___ Material for this exercise

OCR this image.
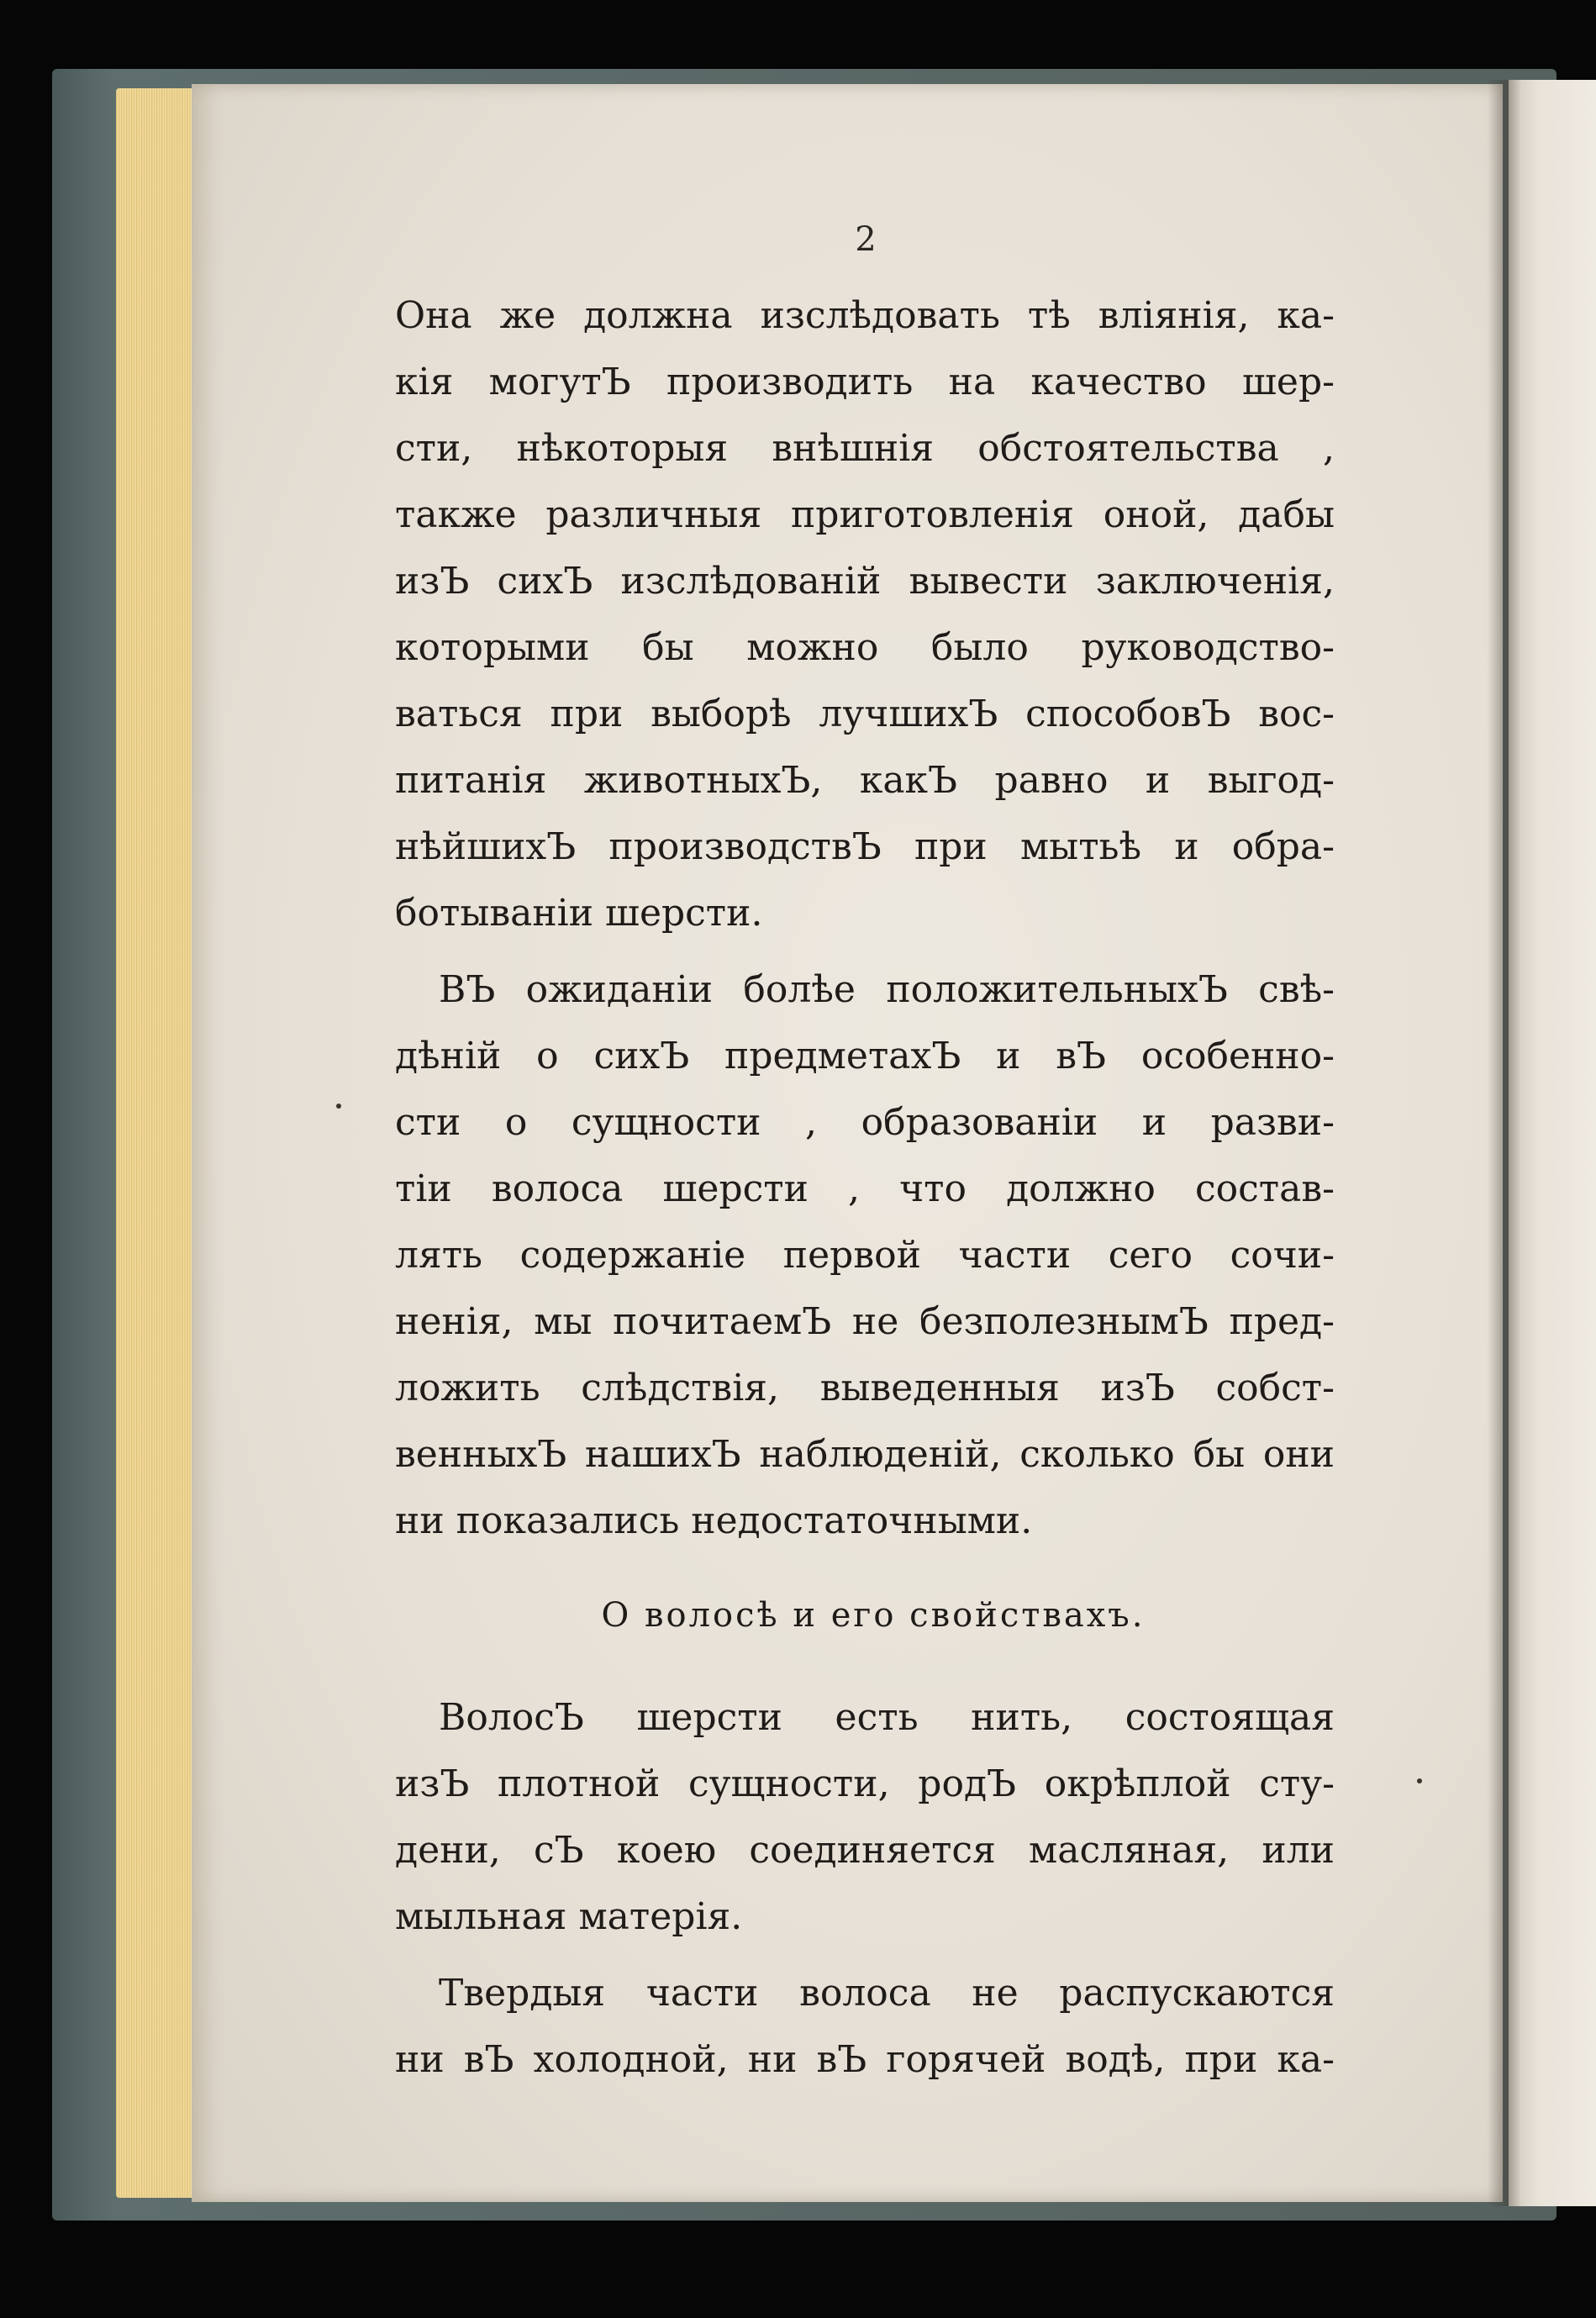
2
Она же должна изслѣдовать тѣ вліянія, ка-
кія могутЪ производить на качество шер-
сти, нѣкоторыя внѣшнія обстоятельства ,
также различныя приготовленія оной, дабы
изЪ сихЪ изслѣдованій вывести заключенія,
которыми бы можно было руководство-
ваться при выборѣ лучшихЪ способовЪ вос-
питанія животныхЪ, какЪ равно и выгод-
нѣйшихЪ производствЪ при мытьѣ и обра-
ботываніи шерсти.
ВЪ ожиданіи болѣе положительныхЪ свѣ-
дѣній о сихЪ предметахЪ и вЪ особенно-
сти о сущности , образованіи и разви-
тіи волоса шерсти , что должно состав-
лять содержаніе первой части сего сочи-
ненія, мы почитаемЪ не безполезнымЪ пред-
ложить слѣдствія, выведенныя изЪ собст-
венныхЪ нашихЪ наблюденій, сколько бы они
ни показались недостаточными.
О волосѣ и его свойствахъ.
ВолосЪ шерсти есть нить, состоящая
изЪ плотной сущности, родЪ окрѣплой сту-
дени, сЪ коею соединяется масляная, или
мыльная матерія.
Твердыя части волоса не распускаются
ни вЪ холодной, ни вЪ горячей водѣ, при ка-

______
___ Material for this exercise

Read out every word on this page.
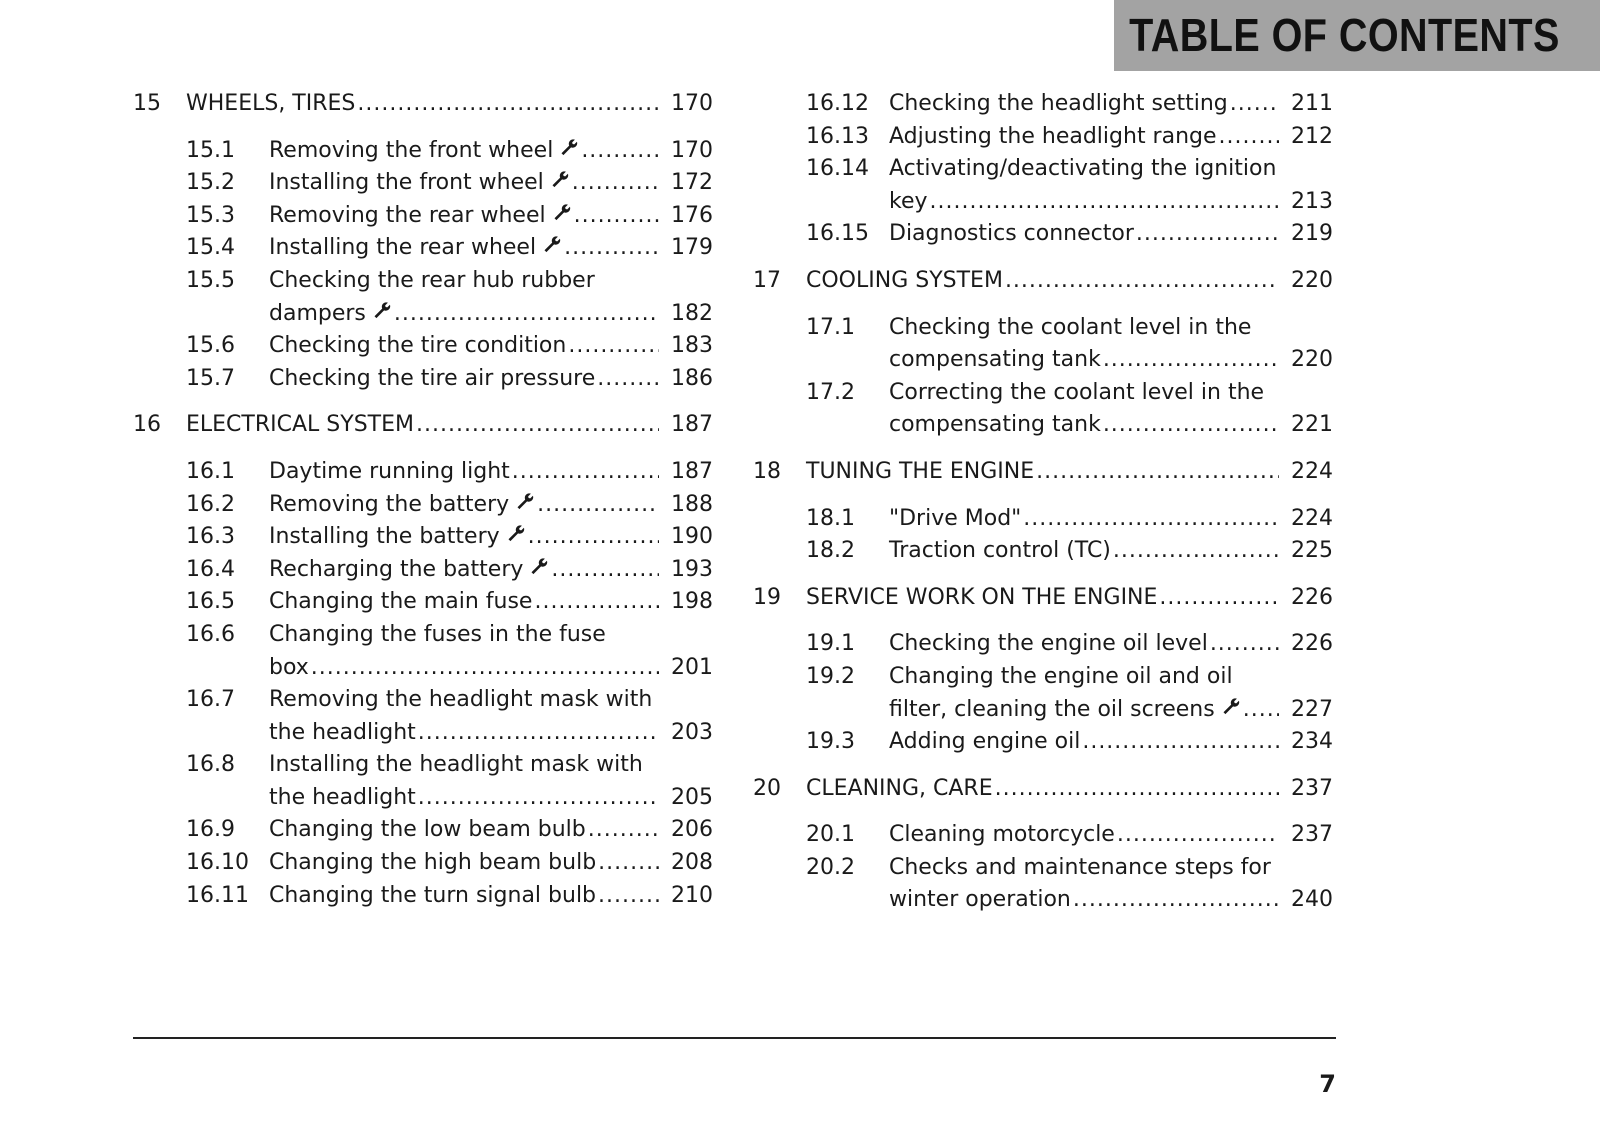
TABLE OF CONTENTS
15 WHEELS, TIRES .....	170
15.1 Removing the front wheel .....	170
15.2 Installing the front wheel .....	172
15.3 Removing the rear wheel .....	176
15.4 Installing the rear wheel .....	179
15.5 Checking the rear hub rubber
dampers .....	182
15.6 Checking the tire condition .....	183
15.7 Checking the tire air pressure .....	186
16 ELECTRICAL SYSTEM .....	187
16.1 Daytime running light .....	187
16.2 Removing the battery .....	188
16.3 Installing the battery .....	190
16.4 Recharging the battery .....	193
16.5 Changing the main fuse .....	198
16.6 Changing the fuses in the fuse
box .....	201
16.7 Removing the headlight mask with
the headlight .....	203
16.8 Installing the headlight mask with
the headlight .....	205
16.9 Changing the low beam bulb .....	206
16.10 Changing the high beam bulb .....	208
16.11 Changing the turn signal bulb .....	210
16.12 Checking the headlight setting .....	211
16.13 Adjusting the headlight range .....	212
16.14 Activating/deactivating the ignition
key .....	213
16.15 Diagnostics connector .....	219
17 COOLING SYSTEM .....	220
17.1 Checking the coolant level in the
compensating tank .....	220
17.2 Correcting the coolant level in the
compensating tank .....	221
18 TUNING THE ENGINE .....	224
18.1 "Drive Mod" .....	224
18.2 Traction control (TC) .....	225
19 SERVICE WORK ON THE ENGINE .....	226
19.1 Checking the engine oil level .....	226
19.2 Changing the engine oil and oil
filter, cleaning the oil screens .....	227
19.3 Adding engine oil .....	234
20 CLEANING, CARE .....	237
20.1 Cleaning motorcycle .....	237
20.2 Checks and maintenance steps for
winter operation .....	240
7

______
___ Material for this exercise

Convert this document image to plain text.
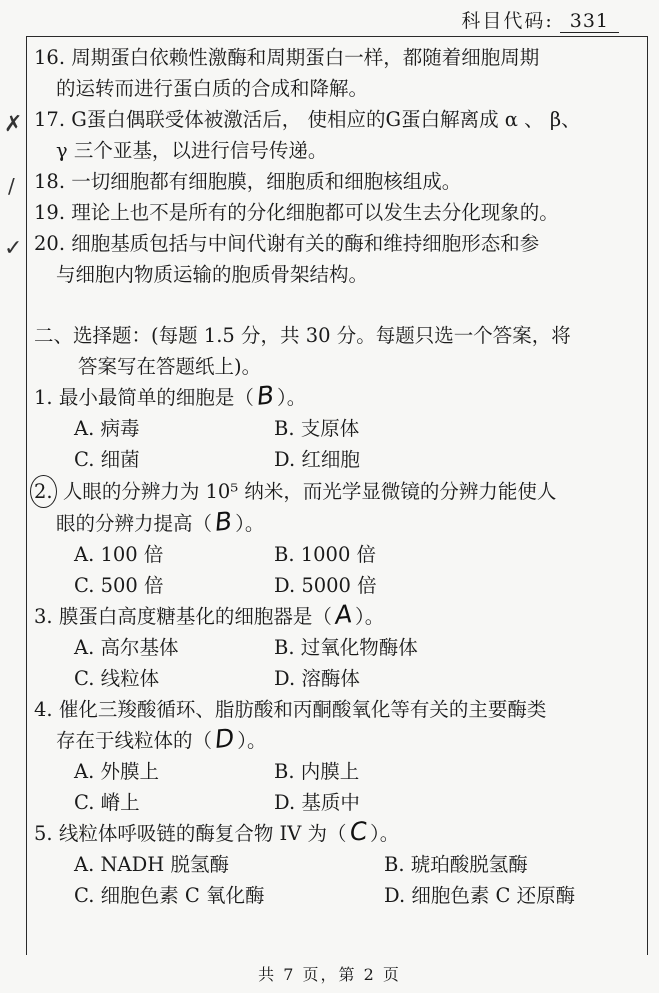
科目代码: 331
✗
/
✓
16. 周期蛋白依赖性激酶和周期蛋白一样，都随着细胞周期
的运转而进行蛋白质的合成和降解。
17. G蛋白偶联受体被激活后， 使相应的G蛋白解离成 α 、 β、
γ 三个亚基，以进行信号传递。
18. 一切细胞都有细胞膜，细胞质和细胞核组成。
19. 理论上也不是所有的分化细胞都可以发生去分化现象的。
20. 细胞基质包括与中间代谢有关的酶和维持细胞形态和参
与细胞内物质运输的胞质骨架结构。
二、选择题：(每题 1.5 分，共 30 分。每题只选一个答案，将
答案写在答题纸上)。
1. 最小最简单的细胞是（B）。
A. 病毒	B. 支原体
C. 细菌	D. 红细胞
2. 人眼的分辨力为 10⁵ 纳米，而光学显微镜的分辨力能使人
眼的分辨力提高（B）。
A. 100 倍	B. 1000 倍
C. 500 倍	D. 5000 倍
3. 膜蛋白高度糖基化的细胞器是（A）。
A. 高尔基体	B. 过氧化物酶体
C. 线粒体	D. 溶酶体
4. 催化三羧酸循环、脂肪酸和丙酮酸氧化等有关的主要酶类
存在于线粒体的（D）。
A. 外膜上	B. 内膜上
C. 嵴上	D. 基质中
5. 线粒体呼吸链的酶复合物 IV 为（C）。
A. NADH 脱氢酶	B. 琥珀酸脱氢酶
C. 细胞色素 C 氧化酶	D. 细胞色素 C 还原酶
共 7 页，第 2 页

______

What is needed >>
Copy every line above that holds the word "headlight".

Result below >>
16.7 Removing the headlight mask with
the headlight .....	203
16.8 Installing the headlight mask with
the headlight .....	205
16.12 Checking the headlight setting .....	211
16.13 Adjusting the headlight range .....	212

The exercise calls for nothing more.